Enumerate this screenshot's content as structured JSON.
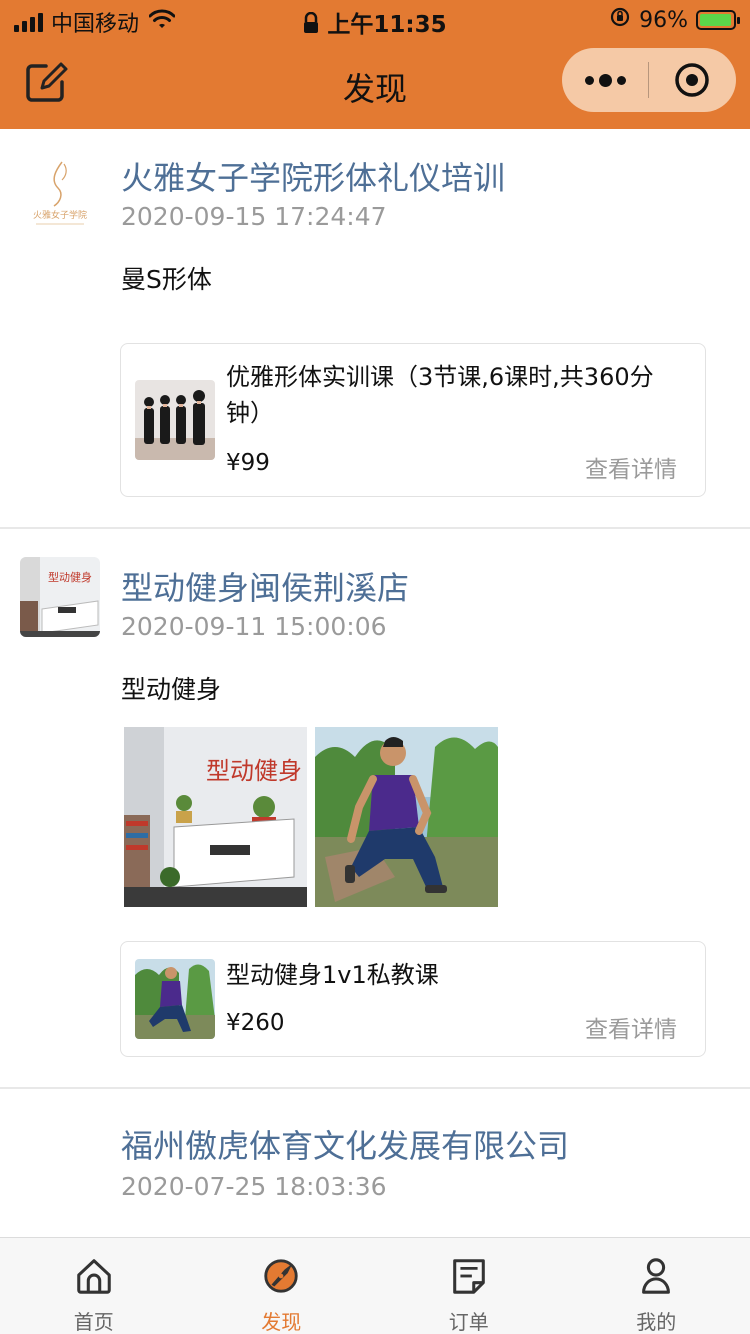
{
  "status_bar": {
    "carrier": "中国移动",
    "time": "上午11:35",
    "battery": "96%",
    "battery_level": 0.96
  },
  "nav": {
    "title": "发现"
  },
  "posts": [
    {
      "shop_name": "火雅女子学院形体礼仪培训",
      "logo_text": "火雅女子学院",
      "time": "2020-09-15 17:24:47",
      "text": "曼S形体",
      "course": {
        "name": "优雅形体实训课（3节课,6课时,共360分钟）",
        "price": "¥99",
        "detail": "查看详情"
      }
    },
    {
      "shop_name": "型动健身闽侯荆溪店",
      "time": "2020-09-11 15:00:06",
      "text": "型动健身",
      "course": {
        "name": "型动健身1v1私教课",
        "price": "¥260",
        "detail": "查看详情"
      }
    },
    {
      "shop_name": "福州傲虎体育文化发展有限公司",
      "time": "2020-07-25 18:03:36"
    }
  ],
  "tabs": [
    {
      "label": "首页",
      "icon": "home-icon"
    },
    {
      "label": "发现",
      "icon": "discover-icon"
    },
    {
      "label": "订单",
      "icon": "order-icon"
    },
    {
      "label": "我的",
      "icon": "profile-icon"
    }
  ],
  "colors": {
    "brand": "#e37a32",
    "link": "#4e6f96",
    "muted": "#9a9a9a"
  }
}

++++

## [Problem statement]
Copy the records above exactly, leaving out every picture.

## [Correct answer]
Enumerate this screenshot's content as structured JSON.
{
  "status_bar": {
    "carrier": "中国移动",
    "time": "上午11:35",
    "battery": "96%",
    "battery_level": 0.96
  },
  "nav": {
    "title": "发现"
  },
  "posts": [
    {
      "shop_name": "火雅女子学院形体礼仪培训",
      "logo_text": "火雅女子学院",
      "time": "2020-09-15 17:24:47",
      "text": "曼S形体",
      "course": {
        "name": "优雅形体实训课（3节课,6课时,共360分钟）",
        "price": "¥99",
        "detail": "查看详情"
      }
    },
    {
      "shop_name": "型动健身闽侯荆溪店",
      "time": "2020-09-11 15:00:06",
      "text": "型动健身",
      "course": {
        "name": "型动健身1v1私教课",
        "price": "¥260",
        "detail": "查看详情"
      }
    },
    {
      "shop_name": "福州傲虎体育文化发展有限公司",
      "time": "2020-07-25 18:03:36"
    }
  ],
  "tabs": [
    {
      "label": "首页",
      "icon": "home-icon"
    },
    {
      "label": "发现",
      "icon": "discover-icon"
    },
    {
      "label": "订单",
      "icon": "order-icon"
    },
    {
      "label": "我的",
      "icon": "profile-icon"
    }
  ],
  "colors": {
    "brand": "#e37a32",
    "link": "#4e6f96",
    "muted": "#9a9a9a"
  }
}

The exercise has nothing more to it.